-- start --
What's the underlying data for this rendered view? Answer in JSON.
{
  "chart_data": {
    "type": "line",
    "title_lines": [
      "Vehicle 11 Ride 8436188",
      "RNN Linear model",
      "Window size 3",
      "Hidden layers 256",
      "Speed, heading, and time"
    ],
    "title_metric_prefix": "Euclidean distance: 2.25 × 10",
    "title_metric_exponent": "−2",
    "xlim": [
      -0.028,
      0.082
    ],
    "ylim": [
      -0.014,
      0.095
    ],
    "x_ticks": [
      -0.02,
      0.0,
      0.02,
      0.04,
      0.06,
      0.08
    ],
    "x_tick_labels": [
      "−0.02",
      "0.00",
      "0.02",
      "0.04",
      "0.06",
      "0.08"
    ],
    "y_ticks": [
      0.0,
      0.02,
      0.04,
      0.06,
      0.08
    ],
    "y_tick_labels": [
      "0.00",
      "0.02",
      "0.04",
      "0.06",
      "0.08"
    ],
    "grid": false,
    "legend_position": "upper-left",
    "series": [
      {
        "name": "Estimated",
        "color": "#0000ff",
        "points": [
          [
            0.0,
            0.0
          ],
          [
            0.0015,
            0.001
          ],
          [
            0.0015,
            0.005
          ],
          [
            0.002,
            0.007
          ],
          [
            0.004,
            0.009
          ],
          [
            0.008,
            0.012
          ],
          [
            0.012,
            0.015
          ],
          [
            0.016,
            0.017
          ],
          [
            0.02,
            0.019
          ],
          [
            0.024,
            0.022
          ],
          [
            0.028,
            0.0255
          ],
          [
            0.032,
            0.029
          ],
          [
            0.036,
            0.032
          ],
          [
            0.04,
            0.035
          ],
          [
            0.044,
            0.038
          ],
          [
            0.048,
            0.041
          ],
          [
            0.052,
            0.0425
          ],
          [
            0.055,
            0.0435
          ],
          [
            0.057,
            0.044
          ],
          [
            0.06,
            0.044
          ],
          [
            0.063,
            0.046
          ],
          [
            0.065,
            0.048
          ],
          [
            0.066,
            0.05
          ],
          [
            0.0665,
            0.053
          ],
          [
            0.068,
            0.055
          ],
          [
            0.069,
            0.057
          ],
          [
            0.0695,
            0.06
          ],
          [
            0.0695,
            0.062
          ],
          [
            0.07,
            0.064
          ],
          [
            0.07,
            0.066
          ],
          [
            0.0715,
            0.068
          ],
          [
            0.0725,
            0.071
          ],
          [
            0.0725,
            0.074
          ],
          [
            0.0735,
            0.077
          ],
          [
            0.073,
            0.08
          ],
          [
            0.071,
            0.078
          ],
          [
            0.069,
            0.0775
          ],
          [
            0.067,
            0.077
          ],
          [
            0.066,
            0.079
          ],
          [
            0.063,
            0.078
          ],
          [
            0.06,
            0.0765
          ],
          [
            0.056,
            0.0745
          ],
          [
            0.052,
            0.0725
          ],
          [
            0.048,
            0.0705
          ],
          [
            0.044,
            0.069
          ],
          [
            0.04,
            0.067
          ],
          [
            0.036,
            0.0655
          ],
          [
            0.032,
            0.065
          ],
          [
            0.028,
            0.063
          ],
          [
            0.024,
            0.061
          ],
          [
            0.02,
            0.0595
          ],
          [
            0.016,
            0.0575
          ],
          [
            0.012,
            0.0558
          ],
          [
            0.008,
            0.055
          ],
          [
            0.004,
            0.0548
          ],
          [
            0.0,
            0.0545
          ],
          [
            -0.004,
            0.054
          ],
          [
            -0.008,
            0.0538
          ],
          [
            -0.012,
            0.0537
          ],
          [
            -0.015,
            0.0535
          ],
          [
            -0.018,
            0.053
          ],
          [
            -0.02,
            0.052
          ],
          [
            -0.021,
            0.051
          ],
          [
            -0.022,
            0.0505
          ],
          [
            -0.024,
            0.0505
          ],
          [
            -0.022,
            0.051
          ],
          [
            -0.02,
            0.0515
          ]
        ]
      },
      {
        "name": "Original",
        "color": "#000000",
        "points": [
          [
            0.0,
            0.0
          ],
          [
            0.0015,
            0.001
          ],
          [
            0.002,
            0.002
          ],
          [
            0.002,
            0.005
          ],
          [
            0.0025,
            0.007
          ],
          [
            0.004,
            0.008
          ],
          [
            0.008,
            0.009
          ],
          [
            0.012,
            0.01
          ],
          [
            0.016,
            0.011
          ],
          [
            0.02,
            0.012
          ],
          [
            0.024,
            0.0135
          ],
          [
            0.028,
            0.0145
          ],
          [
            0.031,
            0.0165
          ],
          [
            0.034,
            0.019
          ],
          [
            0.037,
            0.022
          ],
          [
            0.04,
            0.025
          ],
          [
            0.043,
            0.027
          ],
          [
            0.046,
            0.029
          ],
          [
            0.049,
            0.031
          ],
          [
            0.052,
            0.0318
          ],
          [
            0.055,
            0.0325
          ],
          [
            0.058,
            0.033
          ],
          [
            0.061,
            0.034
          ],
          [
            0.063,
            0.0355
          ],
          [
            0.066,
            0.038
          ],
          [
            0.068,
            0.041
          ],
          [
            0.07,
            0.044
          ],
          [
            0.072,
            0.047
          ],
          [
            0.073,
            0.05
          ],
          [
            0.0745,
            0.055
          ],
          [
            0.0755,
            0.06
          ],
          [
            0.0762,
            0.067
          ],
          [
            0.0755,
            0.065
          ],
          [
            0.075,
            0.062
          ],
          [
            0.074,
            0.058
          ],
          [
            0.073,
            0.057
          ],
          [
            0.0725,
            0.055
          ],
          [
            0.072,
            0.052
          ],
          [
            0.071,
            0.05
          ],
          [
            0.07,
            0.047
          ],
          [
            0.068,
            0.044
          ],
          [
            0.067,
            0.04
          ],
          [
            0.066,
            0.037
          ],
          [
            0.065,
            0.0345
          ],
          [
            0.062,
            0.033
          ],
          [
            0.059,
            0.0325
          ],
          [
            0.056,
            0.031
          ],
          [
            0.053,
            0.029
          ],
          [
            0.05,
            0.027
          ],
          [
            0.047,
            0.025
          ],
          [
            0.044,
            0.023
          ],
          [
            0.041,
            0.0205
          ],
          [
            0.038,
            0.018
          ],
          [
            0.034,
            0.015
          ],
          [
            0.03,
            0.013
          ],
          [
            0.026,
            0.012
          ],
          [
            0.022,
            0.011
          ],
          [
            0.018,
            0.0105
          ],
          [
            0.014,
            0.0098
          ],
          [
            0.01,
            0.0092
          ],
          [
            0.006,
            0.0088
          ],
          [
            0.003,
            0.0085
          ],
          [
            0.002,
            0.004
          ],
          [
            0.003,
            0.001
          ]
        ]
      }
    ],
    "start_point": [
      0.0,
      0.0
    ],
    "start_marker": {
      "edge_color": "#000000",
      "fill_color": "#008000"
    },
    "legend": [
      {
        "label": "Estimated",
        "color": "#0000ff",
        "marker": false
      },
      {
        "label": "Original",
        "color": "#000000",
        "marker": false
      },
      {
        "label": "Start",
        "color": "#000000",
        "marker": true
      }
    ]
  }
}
-- end --
> Your goal
Quote every entry exactly.

> Completed task
What's the underlying data for this rendered view? Answer in JSON.
{
  "chart_data": {
    "type": "line",
    "title_lines": [
      "Vehicle 11 Ride 8436188",
      "RNN Linear model",
      "Window size 3",
      "Hidden layers 256",
      "Speed, heading, and time"
    ],
    "title_metric_prefix": "Euclidean distance: 2.25 × 10",
    "title_metric_exponent": "−2",
    "xlim": [
      -0.028,
      0.082
    ],
    "ylim": [
      -0.014,
      0.095
    ],
    "x_ticks": [
      -0.02,
      0.0,
      0.02,
      0.04,
      0.06,
      0.08
    ],
    "x_tick_labels": [
      "−0.02",
      "0.00",
      "0.02",
      "0.04",
      "0.06",
      "0.08"
    ],
    "y_ticks": [
      0.0,
      0.02,
      0.04,
      0.06,
      0.08
    ],
    "y_tick_labels": [
      "0.00",
      "0.02",
      "0.04",
      "0.06",
      "0.08"
    ],
    "grid": false,
    "legend_position": "upper-left",
    "series": [
      {
        "name": "Estimated",
        "color": "#0000ff",
        "points": [
          [
            0.0,
            0.0
          ],
          [
            0.0015,
            0.001
          ],
          [
            0.0015,
            0.005
          ],
          [
            0.002,
            0.007
          ],
          [
            0.004,
            0.009
          ],
          [
            0.008,
            0.012
          ],
          [
            0.012,
            0.015
          ],
          [
            0.016,
            0.017
          ],
          [
            0.02,
            0.019
          ],
          [
            0.024,
            0.022
          ],
          [
            0.028,
            0.0255
          ],
          [
            0.032,
            0.029
          ],
          [
            0.036,
            0.032
          ],
          [
            0.04,
            0.035
          ],
          [
            0.044,
            0.038
          ],
          [
            0.048,
            0.041
          ],
          [
            0.052,
            0.0425
          ],
          [
            0.055,
            0.0435
          ],
          [
            0.057,
            0.044
          ],
          [
            0.06,
            0.044
          ],
          [
            0.063,
            0.046
          ],
          [
            0.065,
            0.048
          ],
          [
            0.066,
            0.05
          ],
          [
            0.0665,
            0.053
          ],
          [
            0.068,
            0.055
          ],
          [
            0.069,
            0.057
          ],
          [
            0.0695,
            0.06
          ],
          [
            0.0695,
            0.062
          ],
          [
            0.07,
            0.064
          ],
          [
            0.07,
            0.066
          ],
          [
            0.0715,
            0.068
          ],
          [
            0.0725,
            0.071
          ],
          [
            0.0725,
            0.074
          ],
          [
            0.0735,
            0.077
          ],
          [
            0.073,
            0.08
          ],
          [
            0.071,
            0.078
          ],
          [
            0.069,
            0.0775
          ],
          [
            0.067,
            0.077
          ],
          [
            0.066,
            0.079
          ],
          [
            0.063,
            0.078
          ],
          [
            0.06,
            0.0765
          ],
          [
            0.056,
            0.0745
          ],
          [
            0.052,
            0.0725
          ],
          [
            0.048,
            0.0705
          ],
          [
            0.044,
            0.069
          ],
          [
            0.04,
            0.067
          ],
          [
            0.036,
            0.0655
          ],
          [
            0.032,
            0.065
          ],
          [
            0.028,
            0.063
          ],
          [
            0.024,
            0.061
          ],
          [
            0.02,
            0.0595
          ],
          [
            0.016,
            0.0575
          ],
          [
            0.012,
            0.0558
          ],
          [
            0.008,
            0.055
          ],
          [
            0.004,
            0.0548
          ],
          [
            0.0,
            0.0545
          ],
          [
            -0.004,
            0.054
          ],
          [
            -0.008,
            0.0538
          ],
          [
            -0.012,
            0.0537
          ],
          [
            -0.015,
            0.0535
          ],
          [
            -0.018,
            0.053
          ],
          [
            -0.02,
            0.052
          ],
          [
            -0.021,
            0.051
          ],
          [
            -0.022,
            0.0505
          ],
          [
            -0.024,
            0.0505
          ],
          [
            -0.022,
            0.051
          ],
          [
            -0.02,
            0.0515
          ]
        ]
      },
      {
        "name": "Original",
        "color": "#000000",
        "points": [
          [
            0.0,
            0.0
          ],
          [
            0.0015,
            0.001
          ],
          [
            0.002,
            0.002
          ],
          [
            0.002,
            0.005
          ],
          [
            0.0025,
            0.007
          ],
          [
            0.004,
            0.008
          ],
          [
            0.008,
            0.009
          ],
          [
            0.012,
            0.01
          ],
          [
            0.016,
            0.011
          ],
          [
            0.02,
            0.012
          ],
          [
            0.024,
            0.0135
          ],
          [
            0.028,
            0.0145
          ],
          [
            0.031,
            0.0165
          ],
          [
            0.034,
            0.019
          ],
          [
            0.037,
            0.022
          ],
          [
            0.04,
            0.025
          ],
          [
            0.043,
            0.027
          ],
          [
            0.046,
            0.029
          ],
          [
            0.049,
            0.031
          ],
          [
            0.052,
            0.0318
          ],
          [
            0.055,
            0.0325
          ],
          [
            0.058,
            0.033
          ],
          [
            0.061,
            0.034
          ],
          [
            0.063,
            0.0355
          ],
          [
            0.066,
            0.038
          ],
          [
            0.068,
            0.041
          ],
          [
            0.07,
            0.044
          ],
          [
            0.072,
            0.047
          ],
          [
            0.073,
            0.05
          ],
          [
            0.0745,
            0.055
          ],
          [
            0.0755,
            0.06
          ],
          [
            0.0762,
            0.067
          ],
          [
            0.0755,
            0.065
          ],
          [
            0.075,
            0.062
          ],
          [
            0.074,
            0.058
          ],
          [
            0.073,
            0.057
          ],
          [
            0.0725,
            0.055
          ],
          [
            0.072,
            0.052
          ],
          [
            0.071,
            0.05
          ],
          [
            0.07,
            0.047
          ],
          [
            0.068,
            0.044
          ],
          [
            0.067,
            0.04
          ],
          [
            0.066,
            0.037
          ],
          [
            0.065,
            0.0345
          ],
          [
            0.062,
            0.033
          ],
          [
            0.059,
            0.0325
          ],
          [
            0.056,
            0.031
          ],
          [
            0.053,
            0.029
          ],
          [
            0.05,
            0.027
          ],
          [
            0.047,
            0.025
          ],
          [
            0.044,
            0.023
          ],
          [
            0.041,
            0.0205
          ],
          [
            0.038,
            0.018
          ],
          [
            0.034,
            0.015
          ],
          [
            0.03,
            0.013
          ],
          [
            0.026,
            0.012
          ],
          [
            0.022,
            0.011
          ],
          [
            0.018,
            0.0105
          ],
          [
            0.014,
            0.0098
          ],
          [
            0.01,
            0.0092
          ],
          [
            0.006,
            0.0088
          ],
          [
            0.003,
            0.0085
          ],
          [
            0.002,
            0.004
          ],
          [
            0.003,
            0.001
          ]
        ]
      }
    ],
    "start_point": [
      0.0,
      0.0
    ],
    "start_marker": {
      "edge_color": "#000000",
      "fill_color": "#008000"
    },
    "legend": [
      {
        "label": "Estimated",
        "color": "#0000ff",
        "marker": false
      },
      {
        "label": "Original",
        "color": "#000000",
        "marker": false
      },
      {
        "label": "Start",
        "color": "#000000",
        "marker": true
      }
    ]
  }
}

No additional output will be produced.